**Given request**: Do any lines in the data below contain "colaboración"? If so, copy every one of them.
___ Dataset content
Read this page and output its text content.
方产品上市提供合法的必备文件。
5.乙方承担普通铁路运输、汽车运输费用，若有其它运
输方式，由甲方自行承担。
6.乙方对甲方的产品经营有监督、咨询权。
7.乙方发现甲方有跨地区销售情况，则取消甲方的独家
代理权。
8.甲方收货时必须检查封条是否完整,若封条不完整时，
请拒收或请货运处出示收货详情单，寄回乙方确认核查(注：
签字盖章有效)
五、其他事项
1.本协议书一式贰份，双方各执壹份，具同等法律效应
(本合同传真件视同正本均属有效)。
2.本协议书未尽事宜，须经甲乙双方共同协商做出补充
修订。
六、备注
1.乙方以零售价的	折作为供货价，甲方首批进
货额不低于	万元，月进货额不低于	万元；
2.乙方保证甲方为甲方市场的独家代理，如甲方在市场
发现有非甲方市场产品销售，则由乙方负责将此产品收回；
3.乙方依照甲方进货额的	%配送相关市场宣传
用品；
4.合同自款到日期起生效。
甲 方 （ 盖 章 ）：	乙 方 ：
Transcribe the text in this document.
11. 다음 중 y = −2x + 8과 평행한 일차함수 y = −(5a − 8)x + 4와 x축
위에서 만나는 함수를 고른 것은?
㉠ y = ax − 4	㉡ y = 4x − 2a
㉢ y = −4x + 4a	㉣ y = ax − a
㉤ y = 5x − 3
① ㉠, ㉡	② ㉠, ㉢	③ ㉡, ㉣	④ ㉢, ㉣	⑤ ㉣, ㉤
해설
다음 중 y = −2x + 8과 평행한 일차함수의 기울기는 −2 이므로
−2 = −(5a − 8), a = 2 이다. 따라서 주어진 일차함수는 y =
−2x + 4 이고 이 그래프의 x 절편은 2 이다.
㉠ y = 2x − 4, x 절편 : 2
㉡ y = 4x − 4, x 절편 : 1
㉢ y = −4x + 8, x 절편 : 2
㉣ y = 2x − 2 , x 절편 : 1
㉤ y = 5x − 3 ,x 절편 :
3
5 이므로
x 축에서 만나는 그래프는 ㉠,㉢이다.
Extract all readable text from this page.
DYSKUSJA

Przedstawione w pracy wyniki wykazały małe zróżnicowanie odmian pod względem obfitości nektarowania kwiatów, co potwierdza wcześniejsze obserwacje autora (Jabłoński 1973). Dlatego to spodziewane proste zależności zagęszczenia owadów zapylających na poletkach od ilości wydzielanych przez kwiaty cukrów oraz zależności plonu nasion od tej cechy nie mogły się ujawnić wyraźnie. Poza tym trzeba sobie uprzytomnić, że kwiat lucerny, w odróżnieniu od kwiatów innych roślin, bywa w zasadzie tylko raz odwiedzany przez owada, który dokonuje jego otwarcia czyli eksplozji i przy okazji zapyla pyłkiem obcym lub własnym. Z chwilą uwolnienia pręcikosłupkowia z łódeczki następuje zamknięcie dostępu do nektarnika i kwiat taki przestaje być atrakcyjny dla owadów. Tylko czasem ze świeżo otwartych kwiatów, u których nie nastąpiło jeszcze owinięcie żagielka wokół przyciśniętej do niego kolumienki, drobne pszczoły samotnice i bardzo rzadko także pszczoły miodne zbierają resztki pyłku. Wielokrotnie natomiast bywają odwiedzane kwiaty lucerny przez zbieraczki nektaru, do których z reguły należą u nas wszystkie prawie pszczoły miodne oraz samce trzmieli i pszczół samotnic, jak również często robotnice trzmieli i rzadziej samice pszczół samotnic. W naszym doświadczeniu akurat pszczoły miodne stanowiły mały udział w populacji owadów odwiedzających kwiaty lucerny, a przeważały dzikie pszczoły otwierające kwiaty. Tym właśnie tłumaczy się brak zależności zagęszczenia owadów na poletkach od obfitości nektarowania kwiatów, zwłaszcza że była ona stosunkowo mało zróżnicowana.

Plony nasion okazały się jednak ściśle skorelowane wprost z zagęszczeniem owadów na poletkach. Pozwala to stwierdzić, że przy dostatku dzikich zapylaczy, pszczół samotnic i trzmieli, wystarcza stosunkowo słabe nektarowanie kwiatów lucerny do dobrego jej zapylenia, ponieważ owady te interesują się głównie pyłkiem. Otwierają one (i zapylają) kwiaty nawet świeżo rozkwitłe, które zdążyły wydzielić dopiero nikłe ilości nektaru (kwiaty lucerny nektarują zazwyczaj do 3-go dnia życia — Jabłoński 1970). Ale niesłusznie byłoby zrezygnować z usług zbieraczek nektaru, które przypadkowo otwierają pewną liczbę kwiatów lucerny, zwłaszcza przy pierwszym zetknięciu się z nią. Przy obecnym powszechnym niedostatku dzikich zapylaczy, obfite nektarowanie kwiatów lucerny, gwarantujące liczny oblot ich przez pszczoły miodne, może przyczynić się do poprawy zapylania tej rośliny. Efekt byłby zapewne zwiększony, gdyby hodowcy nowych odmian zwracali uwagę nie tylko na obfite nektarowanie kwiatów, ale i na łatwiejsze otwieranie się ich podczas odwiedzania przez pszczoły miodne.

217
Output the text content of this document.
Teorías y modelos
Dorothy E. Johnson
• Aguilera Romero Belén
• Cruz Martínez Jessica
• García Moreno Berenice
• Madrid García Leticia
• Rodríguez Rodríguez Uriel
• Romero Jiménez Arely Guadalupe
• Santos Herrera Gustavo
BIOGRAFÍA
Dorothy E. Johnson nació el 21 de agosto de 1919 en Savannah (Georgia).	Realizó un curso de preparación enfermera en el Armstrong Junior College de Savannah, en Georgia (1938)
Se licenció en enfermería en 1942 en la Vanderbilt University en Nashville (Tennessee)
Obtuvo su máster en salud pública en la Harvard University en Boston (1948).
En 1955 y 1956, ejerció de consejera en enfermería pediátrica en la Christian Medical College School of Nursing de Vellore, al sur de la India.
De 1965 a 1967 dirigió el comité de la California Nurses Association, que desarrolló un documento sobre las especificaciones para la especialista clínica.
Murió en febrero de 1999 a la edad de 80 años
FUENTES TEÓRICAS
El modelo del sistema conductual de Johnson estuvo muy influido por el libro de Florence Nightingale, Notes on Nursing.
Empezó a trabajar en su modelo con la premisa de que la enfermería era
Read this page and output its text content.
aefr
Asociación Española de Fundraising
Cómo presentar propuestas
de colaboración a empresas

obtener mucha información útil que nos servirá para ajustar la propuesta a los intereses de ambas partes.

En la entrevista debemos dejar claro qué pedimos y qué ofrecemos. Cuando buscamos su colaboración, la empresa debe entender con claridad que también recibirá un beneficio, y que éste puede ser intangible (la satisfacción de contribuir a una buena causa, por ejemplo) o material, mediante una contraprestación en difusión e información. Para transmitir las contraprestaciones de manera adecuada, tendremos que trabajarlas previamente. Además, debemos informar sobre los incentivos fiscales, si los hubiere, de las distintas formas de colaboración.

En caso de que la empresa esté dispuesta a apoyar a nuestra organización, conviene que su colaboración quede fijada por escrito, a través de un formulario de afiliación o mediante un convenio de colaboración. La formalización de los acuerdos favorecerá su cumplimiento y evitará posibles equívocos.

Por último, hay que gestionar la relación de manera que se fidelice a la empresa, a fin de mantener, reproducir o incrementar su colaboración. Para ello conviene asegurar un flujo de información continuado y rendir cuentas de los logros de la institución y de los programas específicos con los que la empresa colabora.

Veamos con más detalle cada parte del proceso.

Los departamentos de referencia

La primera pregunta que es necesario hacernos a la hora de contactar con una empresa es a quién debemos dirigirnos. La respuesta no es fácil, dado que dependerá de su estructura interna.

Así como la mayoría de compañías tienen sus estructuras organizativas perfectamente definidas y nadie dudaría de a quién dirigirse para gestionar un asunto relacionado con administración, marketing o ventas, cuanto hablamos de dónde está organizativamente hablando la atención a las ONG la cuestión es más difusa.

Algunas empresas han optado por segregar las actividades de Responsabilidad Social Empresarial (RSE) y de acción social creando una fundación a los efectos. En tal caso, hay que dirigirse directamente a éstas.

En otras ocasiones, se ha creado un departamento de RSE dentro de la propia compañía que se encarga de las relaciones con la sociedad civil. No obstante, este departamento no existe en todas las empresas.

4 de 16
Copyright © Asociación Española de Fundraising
______
**The answer**:
de colaboración a empresas
En la entrevista debemos dejar claro qué pedimos y qué ofrecemos. Cuando buscamos su colaboración, la empresa debe entender con claridad que también recibirá un beneficio, y que éste puede ser intangible (la satisfacción de contribuir a una buena causa, por ejemplo) o material, mediante una contraprestación en difusión e información. Para transmitir las contraprestaciones de manera adecuada, tendremos que trabajarlas previamente. Además, debemos informar sobre los incentivos fiscales, si los hubiere, de las distintas formas de colaboración.
En caso de que la empresa esté dispuesta a apoyar a nuestra organización, conviene que su colaboración quede fijada por escrito, a través de un formulario de afiliación o mediante un convenio de colaboración. La formalización de los acuerdos favorecerá su cumplimiento y evitará posibles equívocos.
Por último, hay que gestionar la relación de manera que se fidelice a la empresa, a fin de mantener, reproducir o incrementar su colaboración. Para ello conviene asegurar un flujo de información continuado y rendir cuentas de los logros de la institución y de los programas específicos con los que la empresa colabora.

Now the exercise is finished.